WHAT YOU WILL DO: A faithful transcription of all the data is required.

LISTING:
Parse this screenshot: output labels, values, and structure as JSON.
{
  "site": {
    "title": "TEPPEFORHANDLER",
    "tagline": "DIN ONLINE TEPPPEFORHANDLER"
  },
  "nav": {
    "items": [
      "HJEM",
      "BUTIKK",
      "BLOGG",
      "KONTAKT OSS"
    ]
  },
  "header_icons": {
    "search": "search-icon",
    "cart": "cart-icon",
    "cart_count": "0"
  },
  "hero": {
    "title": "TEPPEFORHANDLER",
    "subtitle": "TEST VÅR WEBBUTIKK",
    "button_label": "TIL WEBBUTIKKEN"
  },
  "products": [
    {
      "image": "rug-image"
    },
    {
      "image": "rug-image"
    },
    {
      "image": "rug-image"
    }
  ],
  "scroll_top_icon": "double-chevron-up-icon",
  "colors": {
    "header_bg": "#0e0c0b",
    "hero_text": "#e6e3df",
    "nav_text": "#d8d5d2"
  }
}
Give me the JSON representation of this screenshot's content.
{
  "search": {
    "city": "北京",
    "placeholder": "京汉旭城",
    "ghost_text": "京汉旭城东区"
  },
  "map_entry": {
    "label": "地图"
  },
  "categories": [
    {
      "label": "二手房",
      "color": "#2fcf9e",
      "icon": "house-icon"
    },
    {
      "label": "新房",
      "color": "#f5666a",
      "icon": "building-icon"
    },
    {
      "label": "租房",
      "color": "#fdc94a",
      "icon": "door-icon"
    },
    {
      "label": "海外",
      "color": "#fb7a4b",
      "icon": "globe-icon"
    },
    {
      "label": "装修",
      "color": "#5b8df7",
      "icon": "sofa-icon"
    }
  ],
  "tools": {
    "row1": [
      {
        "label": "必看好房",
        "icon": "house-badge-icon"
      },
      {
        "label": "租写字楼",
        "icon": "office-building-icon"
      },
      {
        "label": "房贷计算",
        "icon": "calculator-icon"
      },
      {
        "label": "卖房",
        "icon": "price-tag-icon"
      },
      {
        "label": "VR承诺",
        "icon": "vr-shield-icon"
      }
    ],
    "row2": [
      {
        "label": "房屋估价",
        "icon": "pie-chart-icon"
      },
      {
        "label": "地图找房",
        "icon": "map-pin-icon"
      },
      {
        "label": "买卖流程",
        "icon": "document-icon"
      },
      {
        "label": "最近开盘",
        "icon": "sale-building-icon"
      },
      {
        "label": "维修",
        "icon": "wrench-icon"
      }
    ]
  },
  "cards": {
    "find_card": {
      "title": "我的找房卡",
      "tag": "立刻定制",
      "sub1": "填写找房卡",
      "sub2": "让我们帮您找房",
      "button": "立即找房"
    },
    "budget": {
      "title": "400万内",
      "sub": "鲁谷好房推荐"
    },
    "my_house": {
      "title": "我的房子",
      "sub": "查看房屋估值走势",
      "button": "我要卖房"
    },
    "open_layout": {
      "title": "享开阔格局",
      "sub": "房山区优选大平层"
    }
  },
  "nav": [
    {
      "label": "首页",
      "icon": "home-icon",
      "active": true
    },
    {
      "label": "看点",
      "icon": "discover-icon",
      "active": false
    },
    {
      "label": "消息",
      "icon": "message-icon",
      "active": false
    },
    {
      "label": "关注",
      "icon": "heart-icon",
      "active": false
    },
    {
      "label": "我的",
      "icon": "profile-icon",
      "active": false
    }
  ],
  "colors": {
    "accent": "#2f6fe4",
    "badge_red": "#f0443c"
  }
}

OUTPUT:
Parse this screenshot: output labels, values, and structure as JSON.
{
  "site": {
    "title": "TEPPEFORHANDLER",
    "tagline": "DIN ONLINE TEPPPEFORHANDLER"
  },
  "nav": {
    "items": [
      "HJEM",
      "BUTIKK",
      "BLOGG",
      "KONTAKT OSS"
    ]
  },
  "header_icons": {
    "search": "search-icon",
    "cart": "cart-icon",
    "cart_count": "0"
  },
  "hero": {
    "title": "TEPPEFORHANDLER",
    "subtitle": "TEST VÅR WEBBUTIKK",
    "button_label": "TIL WEBBUTIKKEN"
  },
  "products": [
    {
      "image": "rug-image"
    },
    {
      "image": "rug-image"
    },
    {
      "image": "rug-image"
    }
  ],
  "scroll_top_icon": "double-chevron-up-icon",
  "colors": {
    "header_bg": "#0e0c0b",
    "hero_text": "#e6e3df",
    "nav_text": "#d8d5d2"
  }
}
Give me the JSON representation of this screenshot's content.
{
  "search": {
    "city": "北京",
    "placeholder": "京汉旭城",
    "ghost_text": "京汉旭城东区"
  },
  "map_entry": {
    "label": "地图"
  },
  "categories": [
    {
      "label": "二手房",
      "color": "#2fcf9e",
      "icon": "house-icon"
    },
    {
      "label": "新房",
      "color": "#f5666a",
      "icon": "building-icon"
    },
    {
      "label": "租房",
      "color": "#fdc94a",
      "icon": "door-icon"
    },
    {
      "label": "海外",
      "color": "#fb7a4b",
      "icon": "globe-icon"
    },
    {
      "label": "装修",
      "color": "#5b8df7",
      "icon": "sofa-icon"
    }
  ],
  "tools": {
    "row1": [
      {
        "label": "必看好房",
        "icon": "house-badge-icon"
      },
      {
        "label": "租写字楼",
        "icon": "office-building-icon"
      },
      {
        "label": "房贷计算",
        "icon": "calculator-icon"
      },
      {
        "label": "卖房",
        "icon": "price-tag-icon"
      },
      {
        "label": "VR承诺",
        "icon": "vr-shield-icon"
      }
    ],
    "row2": [
      {
        "label": "房屋估价",
        "icon": "pie-chart-icon"
      },
      {
        "label": "地图找房",
        "icon": "map-pin-icon"
      },
      {
        "label": "买卖流程",
        "icon": "document-icon"
      },
      {
        "label": "最近开盘",
        "icon": "sale-building-icon"
      },
      {
        "label": "维修",
        "icon": "wrench-icon"
      }
    ]
  },
  "cards": {
    "find_card": {
      "title": "我的找房卡",
      "tag": "立刻定制",
      "sub1": "填写找房卡",
      "sub2": "让我们帮您找房",
      "button": "立即找房"
    },
    "budget": {
      "title": "400万内",
      "sub": "鲁谷好房推荐"
    },
    "my_house": {
      "title": "我的房子",
      "sub": "查看房屋估值走势",
      "button": "我要卖房"
    },
    "open_layout": {
      "title": "享开阔格局",
      "sub": "房山区优选大平层"
    }
  },
  "nav": [
    {
      "label": "首页",
      "icon": "home-icon",
      "active": true
    },
    {
      "label": "看点",
      "icon": "discover-icon",
      "active": false
    },
    {
      "label": "消息",
      "icon": "message-icon",
      "active": false
    },
    {
      "label": "关注",
      "icon": "heart-icon",
      "active": false
    },
    {
      "label": "我的",
      "icon": "profile-icon",
      "active": false
    }
  ],
  "colors": {
    "accent": "#2f6fe4",
    "badge_red": "#f0443c"
  }
}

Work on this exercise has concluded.